◆ WHAT IS EXPECTED ◆
Among the entries, which lines carry the string "subtitle"? Copy each of them.

-- start of SUPPLIED RECORDS --

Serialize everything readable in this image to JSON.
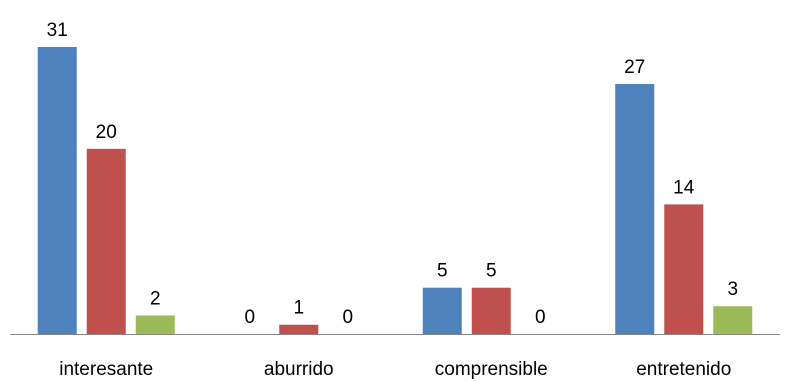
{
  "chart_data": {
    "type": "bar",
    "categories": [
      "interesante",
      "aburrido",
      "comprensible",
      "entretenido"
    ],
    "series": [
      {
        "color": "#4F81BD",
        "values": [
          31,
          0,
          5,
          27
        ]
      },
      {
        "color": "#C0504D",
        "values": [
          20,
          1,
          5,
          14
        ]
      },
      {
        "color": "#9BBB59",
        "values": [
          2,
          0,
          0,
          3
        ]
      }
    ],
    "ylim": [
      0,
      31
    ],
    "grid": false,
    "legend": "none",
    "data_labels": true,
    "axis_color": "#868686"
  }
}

-- end of SUPPLIED RECORDS --
-- start of SUPPLIED RECORDS --

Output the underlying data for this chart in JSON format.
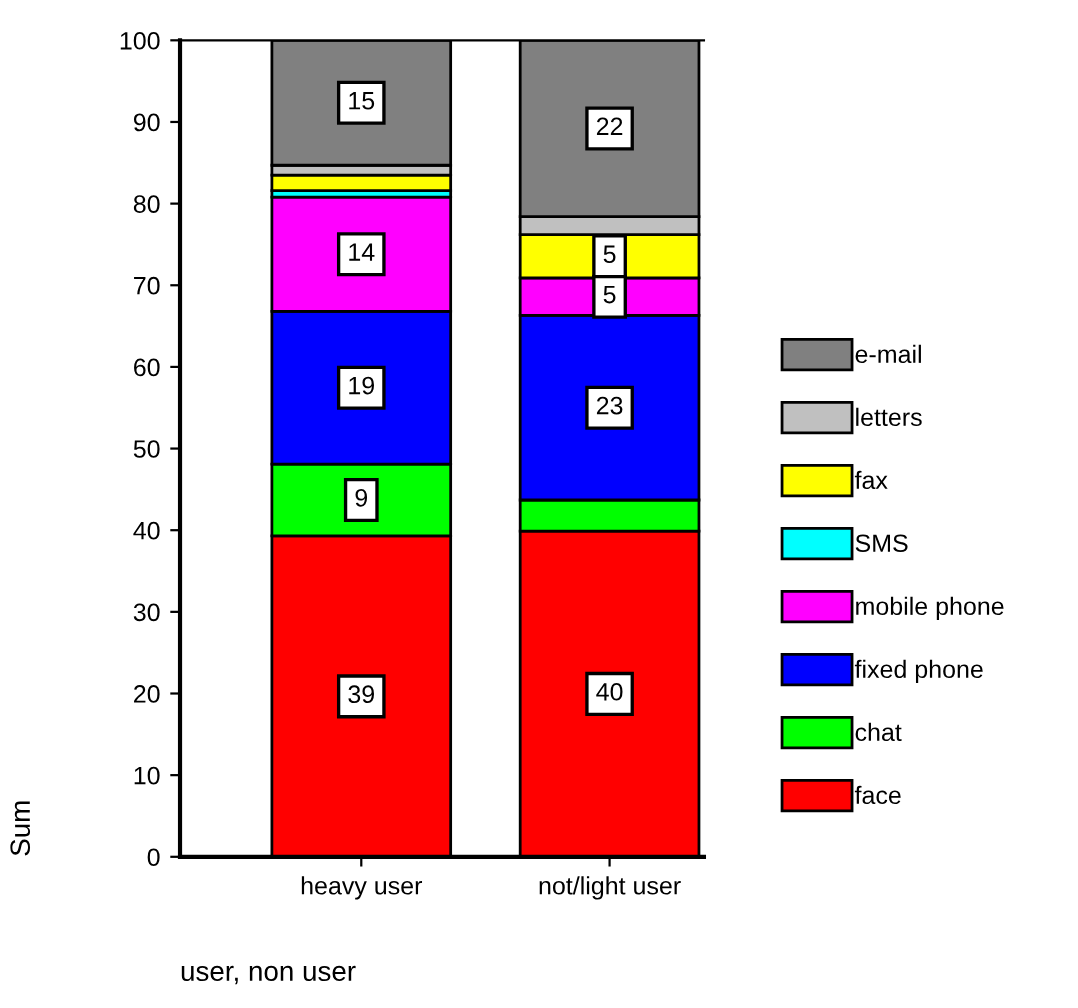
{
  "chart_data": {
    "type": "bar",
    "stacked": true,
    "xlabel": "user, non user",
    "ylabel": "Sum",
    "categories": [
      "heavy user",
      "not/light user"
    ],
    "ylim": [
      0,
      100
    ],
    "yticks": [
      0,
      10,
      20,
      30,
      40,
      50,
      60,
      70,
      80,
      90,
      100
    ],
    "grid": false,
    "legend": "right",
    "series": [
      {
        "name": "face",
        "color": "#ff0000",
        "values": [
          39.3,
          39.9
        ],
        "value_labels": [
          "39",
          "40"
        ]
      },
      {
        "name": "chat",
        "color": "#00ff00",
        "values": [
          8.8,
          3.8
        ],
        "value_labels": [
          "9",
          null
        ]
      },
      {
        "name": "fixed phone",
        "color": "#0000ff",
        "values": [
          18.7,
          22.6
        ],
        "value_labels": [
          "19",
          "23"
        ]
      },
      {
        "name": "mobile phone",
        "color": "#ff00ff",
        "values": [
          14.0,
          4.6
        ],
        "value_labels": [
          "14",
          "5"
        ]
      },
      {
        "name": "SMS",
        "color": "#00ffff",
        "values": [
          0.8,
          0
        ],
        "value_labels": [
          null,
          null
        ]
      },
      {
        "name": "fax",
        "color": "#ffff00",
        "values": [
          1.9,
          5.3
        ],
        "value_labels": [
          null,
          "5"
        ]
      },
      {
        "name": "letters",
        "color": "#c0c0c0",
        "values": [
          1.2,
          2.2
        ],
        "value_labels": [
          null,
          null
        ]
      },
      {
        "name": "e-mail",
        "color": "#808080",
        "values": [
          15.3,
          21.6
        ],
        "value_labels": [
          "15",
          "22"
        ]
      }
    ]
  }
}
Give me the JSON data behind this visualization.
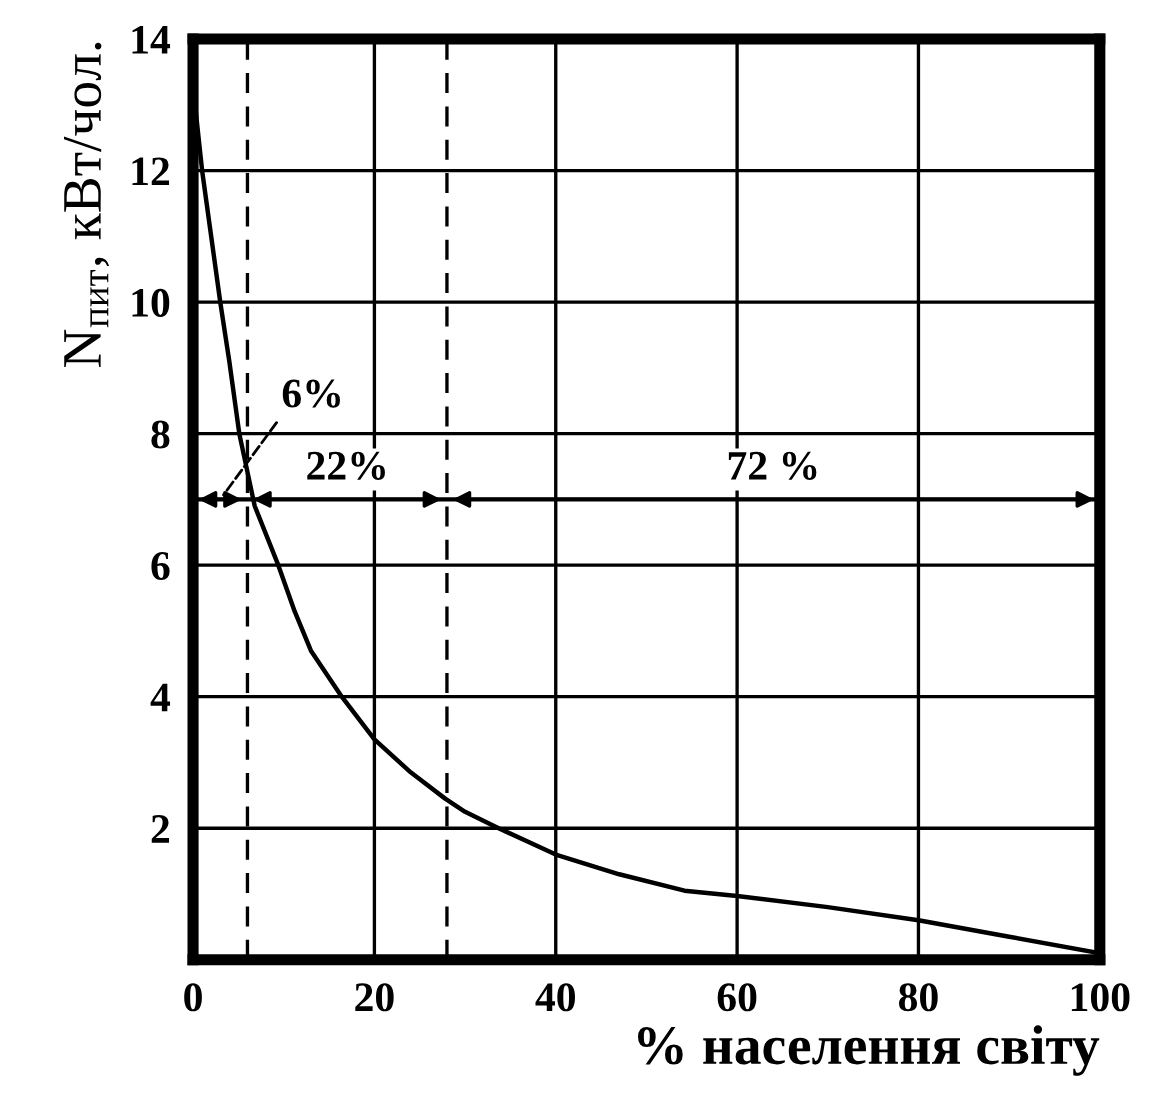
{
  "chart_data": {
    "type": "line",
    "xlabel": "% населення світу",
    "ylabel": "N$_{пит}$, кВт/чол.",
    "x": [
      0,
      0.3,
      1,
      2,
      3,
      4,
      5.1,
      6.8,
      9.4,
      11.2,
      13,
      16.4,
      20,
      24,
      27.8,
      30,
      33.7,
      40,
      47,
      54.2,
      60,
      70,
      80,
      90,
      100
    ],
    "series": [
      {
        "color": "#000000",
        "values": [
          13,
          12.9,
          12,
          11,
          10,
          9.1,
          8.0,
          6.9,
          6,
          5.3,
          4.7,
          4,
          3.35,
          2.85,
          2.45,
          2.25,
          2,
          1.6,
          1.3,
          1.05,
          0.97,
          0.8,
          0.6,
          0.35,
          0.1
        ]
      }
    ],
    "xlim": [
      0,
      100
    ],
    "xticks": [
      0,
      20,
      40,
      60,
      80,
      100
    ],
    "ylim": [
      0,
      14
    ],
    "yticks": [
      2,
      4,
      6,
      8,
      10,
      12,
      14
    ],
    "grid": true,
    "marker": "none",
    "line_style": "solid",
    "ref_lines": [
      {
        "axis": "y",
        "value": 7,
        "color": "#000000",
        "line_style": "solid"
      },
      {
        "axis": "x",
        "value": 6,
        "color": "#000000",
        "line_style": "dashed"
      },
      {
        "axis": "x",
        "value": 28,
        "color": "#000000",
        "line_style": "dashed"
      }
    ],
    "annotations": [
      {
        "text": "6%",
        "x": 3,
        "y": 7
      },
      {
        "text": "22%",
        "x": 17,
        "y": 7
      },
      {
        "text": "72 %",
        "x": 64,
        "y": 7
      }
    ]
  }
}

-- end of SUPPLIED RECORDS --
-- start of SUPPLIED RECORDS --

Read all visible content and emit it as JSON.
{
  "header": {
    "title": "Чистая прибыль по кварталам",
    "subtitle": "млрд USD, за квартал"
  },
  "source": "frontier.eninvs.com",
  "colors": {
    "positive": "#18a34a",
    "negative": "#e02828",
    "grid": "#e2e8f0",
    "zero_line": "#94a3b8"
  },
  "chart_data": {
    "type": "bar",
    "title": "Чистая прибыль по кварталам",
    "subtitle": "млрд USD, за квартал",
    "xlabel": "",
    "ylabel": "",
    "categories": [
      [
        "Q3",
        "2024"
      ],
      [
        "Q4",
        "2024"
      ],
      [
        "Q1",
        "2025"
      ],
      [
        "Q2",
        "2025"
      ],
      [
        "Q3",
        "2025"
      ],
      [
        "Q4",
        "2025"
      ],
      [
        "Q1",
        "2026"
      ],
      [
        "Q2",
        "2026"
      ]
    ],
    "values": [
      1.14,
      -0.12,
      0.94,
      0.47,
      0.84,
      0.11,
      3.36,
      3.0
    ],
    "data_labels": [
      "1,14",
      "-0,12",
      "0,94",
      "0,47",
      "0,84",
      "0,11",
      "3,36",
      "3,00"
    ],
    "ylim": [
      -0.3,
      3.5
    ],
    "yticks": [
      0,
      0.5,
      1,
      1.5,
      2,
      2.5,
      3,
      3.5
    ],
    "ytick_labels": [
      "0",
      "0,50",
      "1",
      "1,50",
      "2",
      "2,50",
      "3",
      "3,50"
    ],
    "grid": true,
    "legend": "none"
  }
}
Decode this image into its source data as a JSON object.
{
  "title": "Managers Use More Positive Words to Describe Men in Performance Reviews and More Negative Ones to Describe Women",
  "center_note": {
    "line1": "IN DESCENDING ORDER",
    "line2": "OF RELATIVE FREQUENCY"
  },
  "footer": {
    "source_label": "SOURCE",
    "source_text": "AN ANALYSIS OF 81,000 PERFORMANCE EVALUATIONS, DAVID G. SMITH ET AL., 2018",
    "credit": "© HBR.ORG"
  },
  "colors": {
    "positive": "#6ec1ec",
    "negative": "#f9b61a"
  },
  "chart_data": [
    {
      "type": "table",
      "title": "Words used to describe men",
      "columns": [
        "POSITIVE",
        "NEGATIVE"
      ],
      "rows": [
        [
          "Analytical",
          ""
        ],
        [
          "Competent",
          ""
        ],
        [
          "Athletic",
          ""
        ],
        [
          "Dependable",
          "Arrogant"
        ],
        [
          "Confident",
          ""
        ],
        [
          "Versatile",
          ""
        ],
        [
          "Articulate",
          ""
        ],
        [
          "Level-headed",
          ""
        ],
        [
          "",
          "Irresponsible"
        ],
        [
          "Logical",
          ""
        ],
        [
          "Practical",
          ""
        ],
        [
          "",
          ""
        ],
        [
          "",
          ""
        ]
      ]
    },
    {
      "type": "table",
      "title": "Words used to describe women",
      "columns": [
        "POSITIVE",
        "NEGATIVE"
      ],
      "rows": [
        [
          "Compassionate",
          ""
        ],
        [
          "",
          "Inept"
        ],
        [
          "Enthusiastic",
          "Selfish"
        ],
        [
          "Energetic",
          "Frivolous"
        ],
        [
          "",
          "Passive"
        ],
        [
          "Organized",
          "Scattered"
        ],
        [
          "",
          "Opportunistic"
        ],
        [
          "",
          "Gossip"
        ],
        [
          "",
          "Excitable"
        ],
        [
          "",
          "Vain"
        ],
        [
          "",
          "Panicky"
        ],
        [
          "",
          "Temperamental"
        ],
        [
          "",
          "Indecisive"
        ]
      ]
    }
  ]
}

-- end of SUPPLIED RECORDS --

◆ RESULT FOR THIS EXERCISE ◆
    "subtitle": "млрд USD, за квартал"
    "subtitle": "млрд USD, за квартал",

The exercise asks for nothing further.